[Excerpt provided]
When it comes to choosing a certain point of view for a story, the best advice anyone could give you is the following: you should only write a first person narrative if your narrator has a unique enough voice to carry the story forward. Let me elaborate on that.
The thing is that in first person narratives the story is sifted by the narrator. We have a biased account of what happened, but the narrator is ultimately going to be the one who has to provide enough momentum for the story. His voice is what traps readers, maybe even more than plot.
And this narrator doesn’t necessarily have to be a Messiah type of character, or a superhero. He doesn’t even have to be the main character. He doesn’t have to be strong in order to grab the reader’s attention.
Let me give you an analogy. Imagine listening to a shy person delivering a speech or a toast – his quirks and reactions would undoubtedly be laughed at, but everyone will pay attention to him. Average doesn’t cut it in the world of fiction. An average character won’t be enough to drive the story forward.
There’s a fine line between whispering, shouting, and boring the reader to death. The first two are good at capturing someone’s attention. It depends on which one you choose.
And then there’s this idea that for a first person narrative to work, there has to be something in the way readers perceive the story. It must, on at least one or two occasions, show how not knowing everything about the story and characters is a good thing. As I said earlier, first person narratives offer a biased view of the story, and thus, that view has to be different enough from what we as readers would consider factual truth.
Most writers think first person is easy. It’s not. It’s very tricky to get right, and even though it limits the story, thus giving the impression that it’s not as difficult as third person, the voice of the narrator, the tone of the story, and all other stylistic choices matter more than, let’s say, in a third person narrative.
Third person, on the other hand, omniscient, limited, you name it, has the great disadvantage of making the reader aware that he’s reading a story. This God-mode of literature is just a convention, and it takes a while longer for the reader to trust the story, to trust the narrator, than it would require him if he were reading a first person narrative.

[Entries shown]

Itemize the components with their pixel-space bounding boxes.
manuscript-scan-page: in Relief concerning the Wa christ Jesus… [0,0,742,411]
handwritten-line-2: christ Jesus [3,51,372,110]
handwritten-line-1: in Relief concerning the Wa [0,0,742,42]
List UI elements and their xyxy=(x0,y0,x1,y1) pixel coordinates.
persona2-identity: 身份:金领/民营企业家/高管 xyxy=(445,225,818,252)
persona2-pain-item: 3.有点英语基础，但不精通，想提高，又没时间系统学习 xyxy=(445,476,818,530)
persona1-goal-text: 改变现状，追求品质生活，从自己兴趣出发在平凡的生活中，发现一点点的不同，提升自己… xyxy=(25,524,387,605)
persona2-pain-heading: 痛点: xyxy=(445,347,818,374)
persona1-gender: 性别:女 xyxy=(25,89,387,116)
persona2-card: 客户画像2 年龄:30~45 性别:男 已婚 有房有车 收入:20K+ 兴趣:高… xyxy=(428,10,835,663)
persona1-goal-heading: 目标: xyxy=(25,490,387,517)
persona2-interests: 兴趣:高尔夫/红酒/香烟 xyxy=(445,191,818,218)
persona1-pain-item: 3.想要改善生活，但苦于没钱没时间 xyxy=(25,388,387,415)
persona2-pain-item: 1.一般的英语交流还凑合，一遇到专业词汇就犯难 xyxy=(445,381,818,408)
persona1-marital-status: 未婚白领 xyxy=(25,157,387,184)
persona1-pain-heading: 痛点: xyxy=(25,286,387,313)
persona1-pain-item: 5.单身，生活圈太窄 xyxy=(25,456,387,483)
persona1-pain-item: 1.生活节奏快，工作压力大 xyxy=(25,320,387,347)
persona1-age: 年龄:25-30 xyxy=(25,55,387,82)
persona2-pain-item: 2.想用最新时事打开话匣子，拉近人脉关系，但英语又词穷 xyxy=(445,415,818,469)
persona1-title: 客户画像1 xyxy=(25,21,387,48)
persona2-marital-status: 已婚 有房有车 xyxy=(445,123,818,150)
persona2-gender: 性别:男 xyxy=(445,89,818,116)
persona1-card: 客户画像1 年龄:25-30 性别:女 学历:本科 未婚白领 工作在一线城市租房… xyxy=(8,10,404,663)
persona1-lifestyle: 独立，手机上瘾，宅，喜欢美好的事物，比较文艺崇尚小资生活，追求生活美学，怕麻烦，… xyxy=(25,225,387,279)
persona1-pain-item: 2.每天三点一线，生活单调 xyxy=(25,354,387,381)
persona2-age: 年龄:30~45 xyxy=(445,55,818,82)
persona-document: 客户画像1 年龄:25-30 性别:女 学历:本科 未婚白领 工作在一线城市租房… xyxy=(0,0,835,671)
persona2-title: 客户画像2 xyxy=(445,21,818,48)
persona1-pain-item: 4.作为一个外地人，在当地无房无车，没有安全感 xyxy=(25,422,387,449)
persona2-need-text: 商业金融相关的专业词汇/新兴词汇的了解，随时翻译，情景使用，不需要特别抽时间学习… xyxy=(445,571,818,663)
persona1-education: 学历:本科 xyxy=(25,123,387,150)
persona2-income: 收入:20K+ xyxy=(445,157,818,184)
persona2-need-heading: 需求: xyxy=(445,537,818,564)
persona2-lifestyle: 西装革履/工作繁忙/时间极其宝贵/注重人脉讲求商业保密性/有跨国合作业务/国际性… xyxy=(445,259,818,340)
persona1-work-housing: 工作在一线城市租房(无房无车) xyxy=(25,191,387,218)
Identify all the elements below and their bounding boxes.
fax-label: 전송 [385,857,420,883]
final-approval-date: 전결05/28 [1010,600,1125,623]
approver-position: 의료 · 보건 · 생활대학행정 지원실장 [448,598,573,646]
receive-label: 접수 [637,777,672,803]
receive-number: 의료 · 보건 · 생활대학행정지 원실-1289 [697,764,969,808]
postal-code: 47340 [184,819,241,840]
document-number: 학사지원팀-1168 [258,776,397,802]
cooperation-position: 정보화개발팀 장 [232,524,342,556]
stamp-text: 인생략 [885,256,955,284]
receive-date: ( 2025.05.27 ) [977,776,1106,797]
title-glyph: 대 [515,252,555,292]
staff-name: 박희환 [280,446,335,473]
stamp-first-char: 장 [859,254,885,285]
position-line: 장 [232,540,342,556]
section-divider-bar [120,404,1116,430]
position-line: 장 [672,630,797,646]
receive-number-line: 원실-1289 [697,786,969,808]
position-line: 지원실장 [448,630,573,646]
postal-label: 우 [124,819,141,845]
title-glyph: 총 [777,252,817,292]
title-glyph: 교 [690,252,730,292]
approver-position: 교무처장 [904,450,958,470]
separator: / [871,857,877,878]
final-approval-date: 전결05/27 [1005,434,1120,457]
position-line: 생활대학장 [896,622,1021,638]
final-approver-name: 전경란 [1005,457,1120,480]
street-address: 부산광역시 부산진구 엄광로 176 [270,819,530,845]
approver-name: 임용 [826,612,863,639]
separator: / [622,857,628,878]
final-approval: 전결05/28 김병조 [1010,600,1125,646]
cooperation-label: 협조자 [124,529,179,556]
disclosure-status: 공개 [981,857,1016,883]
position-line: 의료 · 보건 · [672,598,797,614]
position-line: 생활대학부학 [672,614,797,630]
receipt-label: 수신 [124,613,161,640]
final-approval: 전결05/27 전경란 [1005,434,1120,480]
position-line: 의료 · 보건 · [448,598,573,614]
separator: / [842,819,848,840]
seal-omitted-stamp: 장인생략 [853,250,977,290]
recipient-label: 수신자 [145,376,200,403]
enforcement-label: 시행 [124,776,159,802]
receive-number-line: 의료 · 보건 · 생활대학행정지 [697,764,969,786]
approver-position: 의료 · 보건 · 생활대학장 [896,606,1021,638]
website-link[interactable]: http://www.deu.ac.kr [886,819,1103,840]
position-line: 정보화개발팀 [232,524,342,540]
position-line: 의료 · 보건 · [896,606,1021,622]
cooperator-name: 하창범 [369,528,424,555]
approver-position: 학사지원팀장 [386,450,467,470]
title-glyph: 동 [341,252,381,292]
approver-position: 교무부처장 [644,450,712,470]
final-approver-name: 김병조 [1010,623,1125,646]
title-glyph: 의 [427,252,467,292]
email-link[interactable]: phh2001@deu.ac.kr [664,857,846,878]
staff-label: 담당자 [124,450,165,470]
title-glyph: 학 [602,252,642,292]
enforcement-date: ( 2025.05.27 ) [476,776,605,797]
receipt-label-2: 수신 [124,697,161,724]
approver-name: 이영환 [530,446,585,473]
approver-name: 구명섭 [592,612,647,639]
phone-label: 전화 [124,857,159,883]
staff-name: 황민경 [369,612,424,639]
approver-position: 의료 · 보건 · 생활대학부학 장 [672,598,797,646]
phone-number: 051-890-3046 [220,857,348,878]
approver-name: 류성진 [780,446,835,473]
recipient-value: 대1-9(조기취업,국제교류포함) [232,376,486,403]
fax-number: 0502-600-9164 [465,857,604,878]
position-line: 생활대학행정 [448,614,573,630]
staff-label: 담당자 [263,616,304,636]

[Apply what you read]
a) Please extract the passage from the text on first person narration, starting at "Let me give" and ending at "one you choose.".
b) According to the text on first person narration, what does a first person narrator not have to be? List every item it names.

[Task-by-task outputs]
a)
Let me give you an analogy. Imagine listening to a shy person delivering a speech or a toast – his quirks and reactions would undoubtedly be laughed at, but everyone will pay attention to him. Average doesn’t cut it in the world of fiction. An average character won’t be enough to drive the story forward.
There’s a fine line between whispering, shouting, and boring the reader to death. The first two are good at capturing someone’s attention. It depends on which one you choose.

b)
- a Messiah type of character
- a superhero
- the main character
- strong